[start of Given records]

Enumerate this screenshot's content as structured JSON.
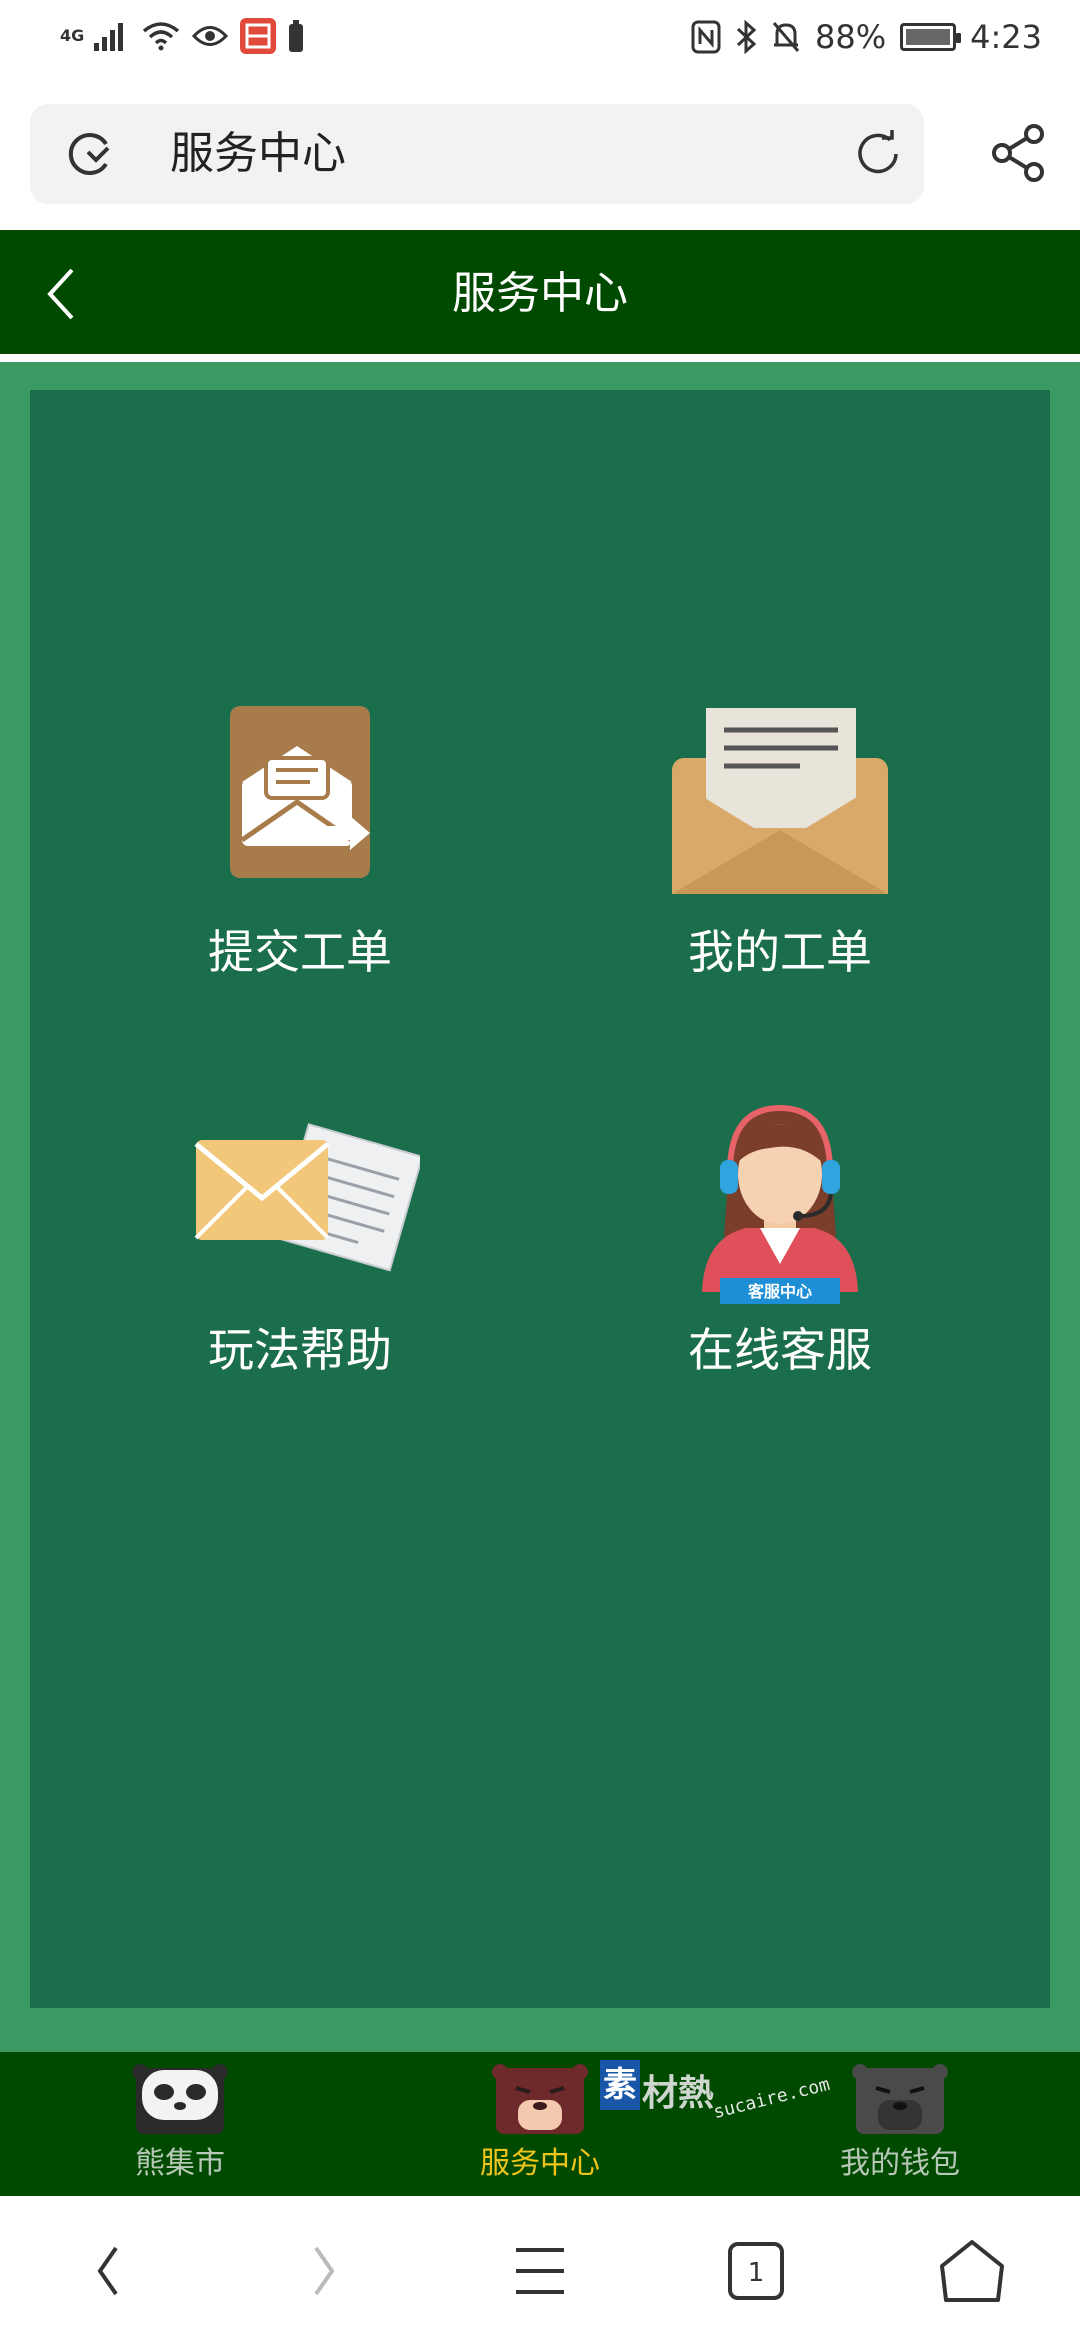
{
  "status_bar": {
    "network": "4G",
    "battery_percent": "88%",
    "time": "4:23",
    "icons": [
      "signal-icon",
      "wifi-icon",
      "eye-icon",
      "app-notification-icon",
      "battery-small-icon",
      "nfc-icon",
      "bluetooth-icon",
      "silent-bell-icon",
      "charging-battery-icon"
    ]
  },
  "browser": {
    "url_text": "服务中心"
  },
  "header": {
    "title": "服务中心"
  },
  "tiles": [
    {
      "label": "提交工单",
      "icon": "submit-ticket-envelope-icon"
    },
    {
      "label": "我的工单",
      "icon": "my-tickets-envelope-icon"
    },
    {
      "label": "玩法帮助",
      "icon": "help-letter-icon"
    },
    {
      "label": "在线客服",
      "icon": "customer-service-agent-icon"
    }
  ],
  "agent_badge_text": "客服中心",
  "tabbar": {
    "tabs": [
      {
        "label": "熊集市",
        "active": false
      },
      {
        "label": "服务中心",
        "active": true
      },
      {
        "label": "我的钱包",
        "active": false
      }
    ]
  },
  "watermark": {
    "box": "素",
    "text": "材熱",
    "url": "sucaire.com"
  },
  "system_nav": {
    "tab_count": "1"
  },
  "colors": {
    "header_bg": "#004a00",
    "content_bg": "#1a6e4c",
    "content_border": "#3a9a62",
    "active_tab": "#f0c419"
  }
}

[end of Given records]
[start of Given records]

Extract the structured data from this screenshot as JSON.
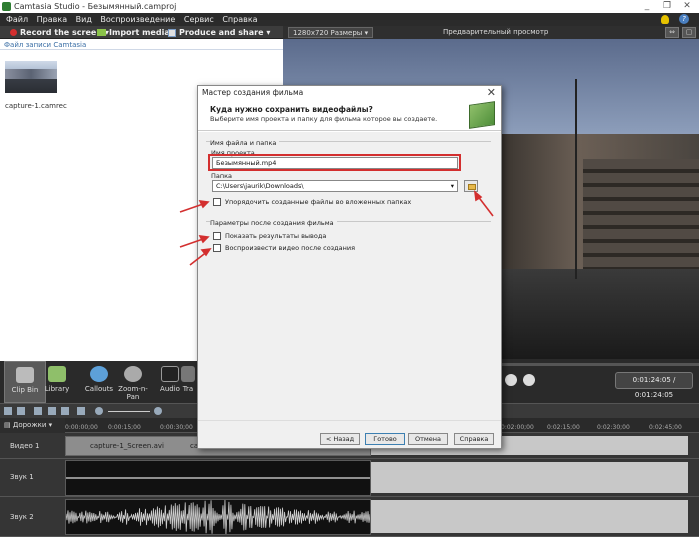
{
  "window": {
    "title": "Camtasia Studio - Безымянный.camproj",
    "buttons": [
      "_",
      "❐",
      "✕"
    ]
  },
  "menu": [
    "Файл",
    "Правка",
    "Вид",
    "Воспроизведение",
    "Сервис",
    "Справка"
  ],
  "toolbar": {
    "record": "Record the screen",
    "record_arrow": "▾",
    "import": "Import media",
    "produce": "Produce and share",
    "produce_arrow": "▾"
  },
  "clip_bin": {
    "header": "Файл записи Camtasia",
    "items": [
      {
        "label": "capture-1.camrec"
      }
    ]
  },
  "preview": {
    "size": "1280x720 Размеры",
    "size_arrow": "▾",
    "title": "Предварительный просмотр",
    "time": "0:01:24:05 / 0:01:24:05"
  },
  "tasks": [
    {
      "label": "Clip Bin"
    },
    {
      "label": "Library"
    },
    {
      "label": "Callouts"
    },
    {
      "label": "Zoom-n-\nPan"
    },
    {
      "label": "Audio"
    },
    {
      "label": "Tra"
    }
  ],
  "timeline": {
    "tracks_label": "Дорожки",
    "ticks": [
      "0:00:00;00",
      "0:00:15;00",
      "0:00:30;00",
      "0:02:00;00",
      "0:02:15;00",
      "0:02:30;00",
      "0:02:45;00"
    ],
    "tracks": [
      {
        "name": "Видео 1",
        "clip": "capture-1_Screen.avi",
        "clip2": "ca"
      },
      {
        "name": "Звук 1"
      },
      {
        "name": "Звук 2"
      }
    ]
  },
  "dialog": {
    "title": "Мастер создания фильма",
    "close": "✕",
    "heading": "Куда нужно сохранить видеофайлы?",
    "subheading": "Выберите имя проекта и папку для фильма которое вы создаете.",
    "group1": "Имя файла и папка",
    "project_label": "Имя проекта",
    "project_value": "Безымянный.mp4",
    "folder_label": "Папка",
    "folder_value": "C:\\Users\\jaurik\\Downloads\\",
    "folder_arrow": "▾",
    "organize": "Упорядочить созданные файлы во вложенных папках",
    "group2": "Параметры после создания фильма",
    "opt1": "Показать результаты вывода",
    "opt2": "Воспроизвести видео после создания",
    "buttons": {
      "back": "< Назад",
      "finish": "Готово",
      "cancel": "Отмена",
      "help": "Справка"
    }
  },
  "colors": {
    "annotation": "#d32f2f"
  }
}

[end of Given records]
[start of Given records]

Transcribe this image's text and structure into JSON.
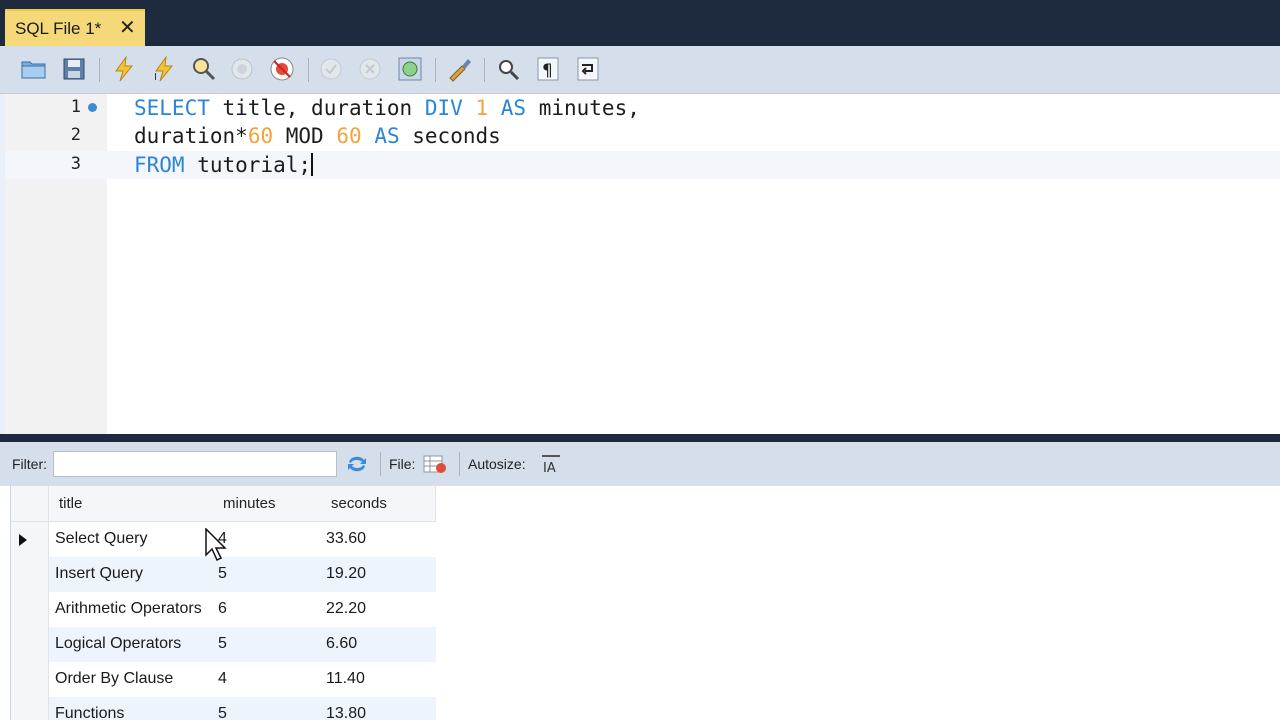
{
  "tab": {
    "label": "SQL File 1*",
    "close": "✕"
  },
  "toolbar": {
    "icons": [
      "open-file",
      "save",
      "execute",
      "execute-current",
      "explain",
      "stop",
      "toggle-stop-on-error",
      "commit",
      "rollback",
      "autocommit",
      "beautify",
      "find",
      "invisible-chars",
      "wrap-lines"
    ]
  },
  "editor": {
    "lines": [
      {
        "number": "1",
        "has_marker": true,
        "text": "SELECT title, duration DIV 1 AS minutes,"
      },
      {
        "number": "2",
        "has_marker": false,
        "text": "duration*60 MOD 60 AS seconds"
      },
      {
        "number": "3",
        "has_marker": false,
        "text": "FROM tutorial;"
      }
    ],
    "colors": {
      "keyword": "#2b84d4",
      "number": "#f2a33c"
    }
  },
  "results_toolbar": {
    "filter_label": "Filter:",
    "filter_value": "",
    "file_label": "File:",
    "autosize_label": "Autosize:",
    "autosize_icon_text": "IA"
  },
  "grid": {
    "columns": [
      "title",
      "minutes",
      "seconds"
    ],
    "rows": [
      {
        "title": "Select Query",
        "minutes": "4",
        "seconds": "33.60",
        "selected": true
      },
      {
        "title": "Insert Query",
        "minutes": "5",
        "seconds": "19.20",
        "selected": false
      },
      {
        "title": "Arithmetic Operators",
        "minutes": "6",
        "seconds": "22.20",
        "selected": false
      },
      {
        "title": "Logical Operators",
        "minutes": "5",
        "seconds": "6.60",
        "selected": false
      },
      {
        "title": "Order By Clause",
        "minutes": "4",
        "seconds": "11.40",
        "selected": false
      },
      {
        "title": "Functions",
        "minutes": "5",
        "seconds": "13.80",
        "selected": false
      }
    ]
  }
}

[end of Given records]

Request: Going through the entries above, report how many lines include the string "Безымянный". The number alone is the answer.

Task answer: 2